▶ **Set task**
Report all lines from the entries below in which "ramach" appears.

▶ **Information supplied**
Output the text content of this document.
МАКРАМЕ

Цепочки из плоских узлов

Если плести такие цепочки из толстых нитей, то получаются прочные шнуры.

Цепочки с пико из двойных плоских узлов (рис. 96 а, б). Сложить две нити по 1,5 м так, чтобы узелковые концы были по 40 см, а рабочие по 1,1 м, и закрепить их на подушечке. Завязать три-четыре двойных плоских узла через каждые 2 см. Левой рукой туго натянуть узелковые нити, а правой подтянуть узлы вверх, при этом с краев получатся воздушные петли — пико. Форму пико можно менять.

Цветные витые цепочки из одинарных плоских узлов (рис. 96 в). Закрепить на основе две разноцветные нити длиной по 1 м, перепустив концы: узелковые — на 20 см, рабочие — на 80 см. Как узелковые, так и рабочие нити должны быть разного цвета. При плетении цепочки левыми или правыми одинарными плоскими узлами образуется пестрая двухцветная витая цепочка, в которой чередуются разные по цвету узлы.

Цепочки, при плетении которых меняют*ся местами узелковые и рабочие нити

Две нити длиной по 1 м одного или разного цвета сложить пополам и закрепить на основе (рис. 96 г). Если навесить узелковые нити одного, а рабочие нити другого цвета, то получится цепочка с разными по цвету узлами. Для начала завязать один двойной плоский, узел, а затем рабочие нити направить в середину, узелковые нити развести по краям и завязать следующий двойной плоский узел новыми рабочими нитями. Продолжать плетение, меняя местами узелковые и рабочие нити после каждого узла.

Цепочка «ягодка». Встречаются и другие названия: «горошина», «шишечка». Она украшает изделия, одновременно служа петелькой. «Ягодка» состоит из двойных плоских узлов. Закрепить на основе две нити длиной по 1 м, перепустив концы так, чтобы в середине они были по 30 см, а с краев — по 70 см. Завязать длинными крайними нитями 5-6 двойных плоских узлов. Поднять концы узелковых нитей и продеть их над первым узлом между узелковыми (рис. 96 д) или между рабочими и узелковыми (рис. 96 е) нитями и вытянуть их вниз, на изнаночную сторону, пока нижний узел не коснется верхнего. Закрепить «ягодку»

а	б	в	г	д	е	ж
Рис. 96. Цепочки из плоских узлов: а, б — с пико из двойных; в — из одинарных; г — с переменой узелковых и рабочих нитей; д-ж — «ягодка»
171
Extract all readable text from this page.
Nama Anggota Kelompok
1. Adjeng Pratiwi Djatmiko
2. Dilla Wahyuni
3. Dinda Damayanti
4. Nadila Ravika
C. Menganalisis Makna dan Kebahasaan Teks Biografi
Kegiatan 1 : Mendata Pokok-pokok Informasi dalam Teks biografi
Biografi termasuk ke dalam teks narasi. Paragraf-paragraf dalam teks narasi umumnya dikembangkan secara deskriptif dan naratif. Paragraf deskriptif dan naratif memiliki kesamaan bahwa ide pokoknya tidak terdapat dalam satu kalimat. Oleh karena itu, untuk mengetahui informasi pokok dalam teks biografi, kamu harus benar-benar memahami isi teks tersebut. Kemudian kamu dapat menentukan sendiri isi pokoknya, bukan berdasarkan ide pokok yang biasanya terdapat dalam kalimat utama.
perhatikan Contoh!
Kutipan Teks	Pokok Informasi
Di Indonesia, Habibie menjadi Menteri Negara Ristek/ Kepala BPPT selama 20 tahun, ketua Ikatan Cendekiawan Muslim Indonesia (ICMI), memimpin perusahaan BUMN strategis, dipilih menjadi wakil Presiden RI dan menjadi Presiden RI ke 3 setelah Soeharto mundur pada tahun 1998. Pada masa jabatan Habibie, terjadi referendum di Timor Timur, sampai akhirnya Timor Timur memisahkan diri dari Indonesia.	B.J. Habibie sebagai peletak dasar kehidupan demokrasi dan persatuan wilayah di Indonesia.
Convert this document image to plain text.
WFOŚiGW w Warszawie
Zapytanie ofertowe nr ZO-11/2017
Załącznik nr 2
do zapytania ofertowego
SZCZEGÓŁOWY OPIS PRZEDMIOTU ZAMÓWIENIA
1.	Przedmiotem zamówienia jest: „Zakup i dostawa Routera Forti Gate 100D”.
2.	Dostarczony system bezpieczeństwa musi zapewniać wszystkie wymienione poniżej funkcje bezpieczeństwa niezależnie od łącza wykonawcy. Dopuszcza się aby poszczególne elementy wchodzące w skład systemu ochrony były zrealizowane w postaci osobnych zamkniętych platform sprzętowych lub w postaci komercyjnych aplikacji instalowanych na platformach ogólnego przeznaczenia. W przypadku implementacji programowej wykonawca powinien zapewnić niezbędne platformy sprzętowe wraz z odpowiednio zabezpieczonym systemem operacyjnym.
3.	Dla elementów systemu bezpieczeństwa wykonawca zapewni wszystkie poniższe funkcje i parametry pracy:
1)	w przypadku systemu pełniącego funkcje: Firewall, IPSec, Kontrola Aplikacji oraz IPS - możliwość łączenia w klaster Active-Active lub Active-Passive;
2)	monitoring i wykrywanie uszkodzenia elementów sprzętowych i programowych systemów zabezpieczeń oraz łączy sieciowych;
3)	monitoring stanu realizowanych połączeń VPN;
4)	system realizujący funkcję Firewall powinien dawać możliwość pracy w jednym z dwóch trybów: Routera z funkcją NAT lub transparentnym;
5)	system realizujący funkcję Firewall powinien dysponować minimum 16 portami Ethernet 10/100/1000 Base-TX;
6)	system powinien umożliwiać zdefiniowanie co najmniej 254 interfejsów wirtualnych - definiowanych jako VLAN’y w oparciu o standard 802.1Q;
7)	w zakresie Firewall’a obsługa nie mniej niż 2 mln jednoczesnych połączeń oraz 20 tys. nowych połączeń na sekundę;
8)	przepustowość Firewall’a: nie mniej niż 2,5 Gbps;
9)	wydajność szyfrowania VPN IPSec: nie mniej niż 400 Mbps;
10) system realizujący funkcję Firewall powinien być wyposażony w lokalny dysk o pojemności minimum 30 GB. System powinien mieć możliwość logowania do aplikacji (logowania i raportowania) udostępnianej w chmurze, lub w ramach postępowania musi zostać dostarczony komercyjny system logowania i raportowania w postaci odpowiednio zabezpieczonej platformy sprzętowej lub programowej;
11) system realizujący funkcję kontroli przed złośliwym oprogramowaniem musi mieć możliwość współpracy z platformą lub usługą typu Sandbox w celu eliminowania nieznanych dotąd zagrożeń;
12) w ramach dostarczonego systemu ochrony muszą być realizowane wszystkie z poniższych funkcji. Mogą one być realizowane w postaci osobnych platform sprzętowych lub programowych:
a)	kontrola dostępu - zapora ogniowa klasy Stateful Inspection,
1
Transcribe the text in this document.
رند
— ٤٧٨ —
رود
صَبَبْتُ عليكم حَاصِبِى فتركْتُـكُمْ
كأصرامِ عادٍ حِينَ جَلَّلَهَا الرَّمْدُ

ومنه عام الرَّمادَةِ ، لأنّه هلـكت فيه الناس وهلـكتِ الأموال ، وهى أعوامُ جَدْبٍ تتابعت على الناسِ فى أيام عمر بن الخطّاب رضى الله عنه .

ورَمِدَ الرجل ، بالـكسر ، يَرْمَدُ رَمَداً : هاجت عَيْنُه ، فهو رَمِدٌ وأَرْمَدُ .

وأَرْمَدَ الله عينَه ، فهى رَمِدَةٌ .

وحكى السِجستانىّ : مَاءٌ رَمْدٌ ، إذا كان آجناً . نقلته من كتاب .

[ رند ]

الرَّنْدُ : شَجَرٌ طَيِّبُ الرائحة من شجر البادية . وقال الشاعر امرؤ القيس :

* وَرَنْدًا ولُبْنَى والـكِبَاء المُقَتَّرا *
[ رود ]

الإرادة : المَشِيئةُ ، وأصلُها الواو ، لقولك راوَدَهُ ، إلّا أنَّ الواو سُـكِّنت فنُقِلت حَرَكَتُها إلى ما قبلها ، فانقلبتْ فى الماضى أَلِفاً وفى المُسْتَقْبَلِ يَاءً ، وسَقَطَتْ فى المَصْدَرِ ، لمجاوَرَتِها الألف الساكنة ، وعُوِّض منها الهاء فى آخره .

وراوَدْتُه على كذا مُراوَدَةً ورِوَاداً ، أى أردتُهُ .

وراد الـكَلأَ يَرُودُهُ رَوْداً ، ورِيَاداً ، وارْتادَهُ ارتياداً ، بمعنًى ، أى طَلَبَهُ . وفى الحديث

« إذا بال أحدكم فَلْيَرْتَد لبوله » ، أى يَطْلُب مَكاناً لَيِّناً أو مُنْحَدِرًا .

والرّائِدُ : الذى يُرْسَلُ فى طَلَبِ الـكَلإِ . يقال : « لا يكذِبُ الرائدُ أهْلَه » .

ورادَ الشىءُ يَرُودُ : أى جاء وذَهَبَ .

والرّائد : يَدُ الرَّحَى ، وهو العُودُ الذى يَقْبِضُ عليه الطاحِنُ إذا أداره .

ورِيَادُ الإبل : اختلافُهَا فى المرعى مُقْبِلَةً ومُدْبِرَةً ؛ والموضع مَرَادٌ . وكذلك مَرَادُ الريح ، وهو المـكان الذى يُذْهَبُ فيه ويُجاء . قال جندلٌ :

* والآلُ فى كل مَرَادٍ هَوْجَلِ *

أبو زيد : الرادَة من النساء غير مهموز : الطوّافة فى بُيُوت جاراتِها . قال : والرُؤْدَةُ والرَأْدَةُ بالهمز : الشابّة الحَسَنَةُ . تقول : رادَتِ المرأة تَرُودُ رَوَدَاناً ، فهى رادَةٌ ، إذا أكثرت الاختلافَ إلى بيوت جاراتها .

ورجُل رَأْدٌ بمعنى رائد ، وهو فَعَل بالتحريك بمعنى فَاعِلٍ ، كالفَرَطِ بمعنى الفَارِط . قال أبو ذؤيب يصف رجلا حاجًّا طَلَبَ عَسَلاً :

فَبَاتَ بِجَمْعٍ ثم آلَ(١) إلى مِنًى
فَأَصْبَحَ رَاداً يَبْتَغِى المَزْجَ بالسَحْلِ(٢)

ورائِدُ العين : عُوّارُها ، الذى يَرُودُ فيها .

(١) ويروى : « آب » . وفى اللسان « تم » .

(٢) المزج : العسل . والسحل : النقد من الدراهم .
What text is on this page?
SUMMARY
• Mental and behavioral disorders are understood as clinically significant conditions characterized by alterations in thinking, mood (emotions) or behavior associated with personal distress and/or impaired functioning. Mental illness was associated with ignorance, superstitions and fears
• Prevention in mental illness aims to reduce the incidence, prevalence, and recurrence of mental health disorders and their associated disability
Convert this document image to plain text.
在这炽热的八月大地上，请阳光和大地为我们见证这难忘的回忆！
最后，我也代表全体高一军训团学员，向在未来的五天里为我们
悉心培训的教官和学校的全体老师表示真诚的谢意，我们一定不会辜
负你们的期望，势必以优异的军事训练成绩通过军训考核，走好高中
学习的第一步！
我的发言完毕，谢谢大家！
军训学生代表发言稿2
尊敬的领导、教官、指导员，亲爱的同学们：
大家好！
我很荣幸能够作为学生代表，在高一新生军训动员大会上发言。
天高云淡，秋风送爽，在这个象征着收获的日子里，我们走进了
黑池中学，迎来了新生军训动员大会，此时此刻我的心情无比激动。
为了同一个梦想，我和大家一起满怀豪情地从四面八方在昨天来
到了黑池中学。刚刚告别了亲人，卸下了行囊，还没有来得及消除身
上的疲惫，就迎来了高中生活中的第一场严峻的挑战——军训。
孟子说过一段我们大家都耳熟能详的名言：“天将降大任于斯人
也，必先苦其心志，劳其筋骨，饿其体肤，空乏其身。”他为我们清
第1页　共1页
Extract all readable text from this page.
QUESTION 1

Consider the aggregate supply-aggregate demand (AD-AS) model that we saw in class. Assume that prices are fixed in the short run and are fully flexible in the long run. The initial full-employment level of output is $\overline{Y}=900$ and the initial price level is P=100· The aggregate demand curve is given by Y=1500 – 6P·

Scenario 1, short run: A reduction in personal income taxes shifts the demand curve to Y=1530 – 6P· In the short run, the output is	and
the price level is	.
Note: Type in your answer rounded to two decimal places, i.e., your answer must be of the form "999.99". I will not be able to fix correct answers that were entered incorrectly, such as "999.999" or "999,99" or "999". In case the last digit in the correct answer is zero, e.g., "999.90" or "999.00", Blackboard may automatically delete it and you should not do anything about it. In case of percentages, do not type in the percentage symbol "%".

▶ **Correct response**
10) system realizujący funkcję Firewall powinien być wyposażony w lokalny dysk o pojemności minimum 30 GB. System powinien mieć możliwość logowania do aplikacji (logowania i raportowania) udostępnianej w chmurze, lub w ramach postępowania musi zostać dostarczony komercyjny system logowania i raportowania w postaci odpowiednio zabezpieczonej platformy sprzętowej lub programowej;
12) w ramach dostarczonego systemu ochrony muszą być realizowane wszystkie z poniższych funkcji. Mogą one być realizowane w postaci osobnych platform sprzętowych lub programowych:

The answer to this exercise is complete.